• [TASK STATEMENT]
Search the records for the string "name". Copy each line where it occurs.

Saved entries

--

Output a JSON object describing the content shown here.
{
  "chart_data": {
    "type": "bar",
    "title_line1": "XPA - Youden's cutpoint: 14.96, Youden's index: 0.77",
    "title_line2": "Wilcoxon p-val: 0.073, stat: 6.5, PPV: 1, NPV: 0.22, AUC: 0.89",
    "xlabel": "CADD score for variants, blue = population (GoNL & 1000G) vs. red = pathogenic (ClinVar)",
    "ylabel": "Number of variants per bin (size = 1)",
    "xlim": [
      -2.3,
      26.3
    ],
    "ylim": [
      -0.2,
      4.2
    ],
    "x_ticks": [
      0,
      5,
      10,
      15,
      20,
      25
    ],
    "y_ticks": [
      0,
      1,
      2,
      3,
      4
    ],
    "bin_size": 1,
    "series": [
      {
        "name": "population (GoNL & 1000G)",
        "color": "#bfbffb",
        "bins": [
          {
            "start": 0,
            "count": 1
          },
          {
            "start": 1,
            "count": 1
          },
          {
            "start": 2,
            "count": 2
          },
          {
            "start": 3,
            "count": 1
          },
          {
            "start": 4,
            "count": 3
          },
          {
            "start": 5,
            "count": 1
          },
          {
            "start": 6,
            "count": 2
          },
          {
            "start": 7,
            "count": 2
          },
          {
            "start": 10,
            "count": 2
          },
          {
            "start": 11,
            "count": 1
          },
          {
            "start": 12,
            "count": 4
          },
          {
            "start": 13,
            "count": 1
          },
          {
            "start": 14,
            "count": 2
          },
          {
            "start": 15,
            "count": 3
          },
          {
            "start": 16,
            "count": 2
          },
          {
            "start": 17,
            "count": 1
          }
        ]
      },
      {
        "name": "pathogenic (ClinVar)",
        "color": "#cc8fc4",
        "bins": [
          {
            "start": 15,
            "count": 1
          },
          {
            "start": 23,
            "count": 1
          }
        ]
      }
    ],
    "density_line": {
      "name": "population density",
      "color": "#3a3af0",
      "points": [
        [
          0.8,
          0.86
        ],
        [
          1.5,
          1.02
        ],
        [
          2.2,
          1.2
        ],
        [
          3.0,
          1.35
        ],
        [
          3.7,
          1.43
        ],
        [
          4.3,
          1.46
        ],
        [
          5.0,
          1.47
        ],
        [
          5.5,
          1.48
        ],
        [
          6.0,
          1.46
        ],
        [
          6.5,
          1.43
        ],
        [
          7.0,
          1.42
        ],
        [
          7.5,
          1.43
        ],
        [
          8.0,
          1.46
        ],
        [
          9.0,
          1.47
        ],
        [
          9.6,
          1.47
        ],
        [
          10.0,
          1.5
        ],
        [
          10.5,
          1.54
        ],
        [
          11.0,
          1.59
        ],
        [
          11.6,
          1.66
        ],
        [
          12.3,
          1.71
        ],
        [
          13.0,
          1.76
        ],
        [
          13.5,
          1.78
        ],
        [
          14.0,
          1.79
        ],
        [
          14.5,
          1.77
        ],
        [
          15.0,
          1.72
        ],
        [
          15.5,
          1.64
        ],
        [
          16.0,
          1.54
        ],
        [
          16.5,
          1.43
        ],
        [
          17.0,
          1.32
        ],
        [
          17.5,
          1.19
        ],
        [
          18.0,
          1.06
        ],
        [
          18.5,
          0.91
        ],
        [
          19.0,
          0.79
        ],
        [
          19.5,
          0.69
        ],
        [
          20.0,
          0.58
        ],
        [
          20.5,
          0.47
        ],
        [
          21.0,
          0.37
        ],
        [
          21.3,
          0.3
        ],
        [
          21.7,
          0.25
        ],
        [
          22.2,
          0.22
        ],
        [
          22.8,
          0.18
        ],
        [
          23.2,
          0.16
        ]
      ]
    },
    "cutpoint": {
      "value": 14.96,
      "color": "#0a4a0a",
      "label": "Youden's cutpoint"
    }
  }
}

--

• [EXERCISE ANSWER]
        "name": "population (GoNL & 1000G)",
        "name": "pathogenic (ClinVar)",
      "name": "population density",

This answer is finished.